### WHAT TO WORK ON
Locate each line in the records below that contains the string "quarta" and copy it out in full. Matching is case-sensitive.

[Listings of boxed layout items]
◇ ◇ ◇ ◇ ◇

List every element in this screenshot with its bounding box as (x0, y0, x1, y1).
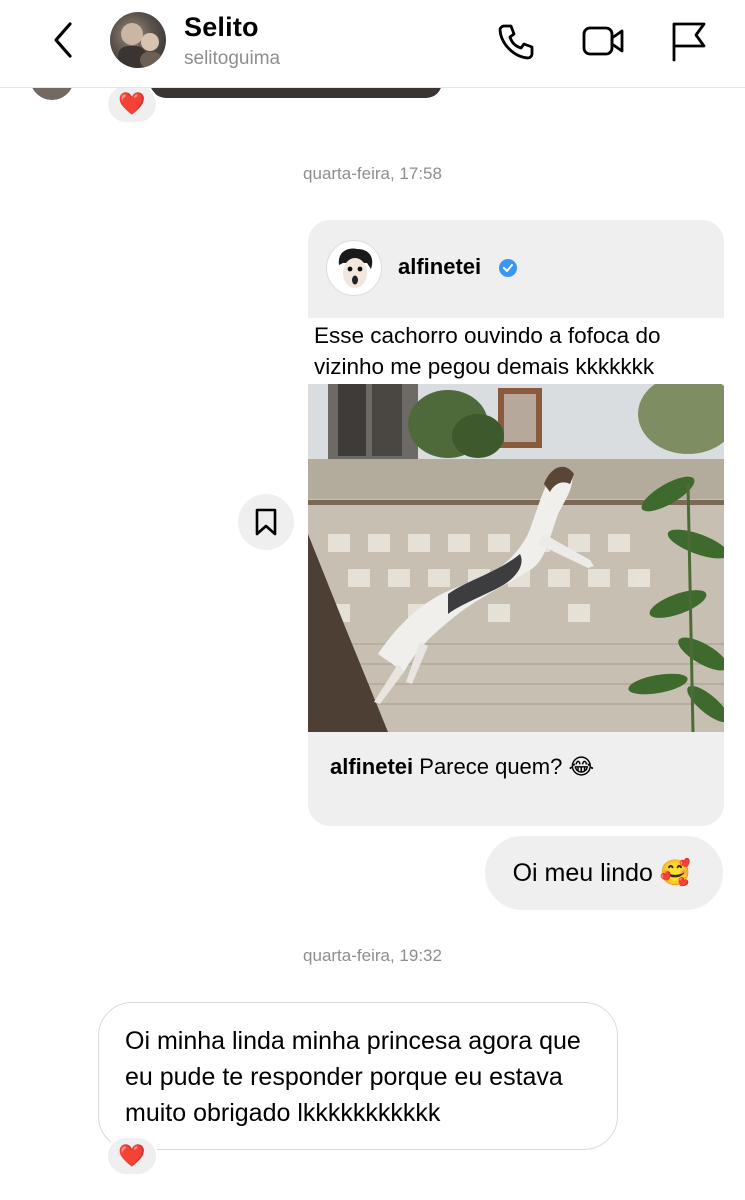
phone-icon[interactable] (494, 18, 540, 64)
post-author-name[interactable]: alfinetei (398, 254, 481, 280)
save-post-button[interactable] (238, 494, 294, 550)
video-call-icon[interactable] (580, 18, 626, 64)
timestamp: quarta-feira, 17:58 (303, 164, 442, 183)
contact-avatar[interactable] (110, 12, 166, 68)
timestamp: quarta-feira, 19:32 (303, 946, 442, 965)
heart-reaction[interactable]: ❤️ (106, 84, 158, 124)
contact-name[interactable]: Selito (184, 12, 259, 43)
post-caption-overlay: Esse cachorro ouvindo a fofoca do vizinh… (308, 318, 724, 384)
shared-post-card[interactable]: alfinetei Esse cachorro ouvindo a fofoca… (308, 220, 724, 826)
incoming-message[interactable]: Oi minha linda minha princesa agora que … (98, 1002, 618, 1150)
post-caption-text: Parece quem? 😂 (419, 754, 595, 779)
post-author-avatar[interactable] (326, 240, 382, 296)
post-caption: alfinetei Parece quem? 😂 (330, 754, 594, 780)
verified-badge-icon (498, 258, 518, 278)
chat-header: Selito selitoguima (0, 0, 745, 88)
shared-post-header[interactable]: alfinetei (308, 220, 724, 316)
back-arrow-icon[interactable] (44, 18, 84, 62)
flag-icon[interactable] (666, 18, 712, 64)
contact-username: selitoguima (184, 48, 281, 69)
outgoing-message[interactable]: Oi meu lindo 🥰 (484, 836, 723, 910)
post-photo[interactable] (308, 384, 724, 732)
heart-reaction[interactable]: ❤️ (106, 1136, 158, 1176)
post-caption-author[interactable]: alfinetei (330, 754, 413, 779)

◇ ◇ ◇ ◇ ◇

### EXPECTED OUTPUT
timestamp: quarta-feira, 17:58 (303, 164, 442, 183)
timestamp: quarta-feira, 19:32 (303, 946, 442, 965)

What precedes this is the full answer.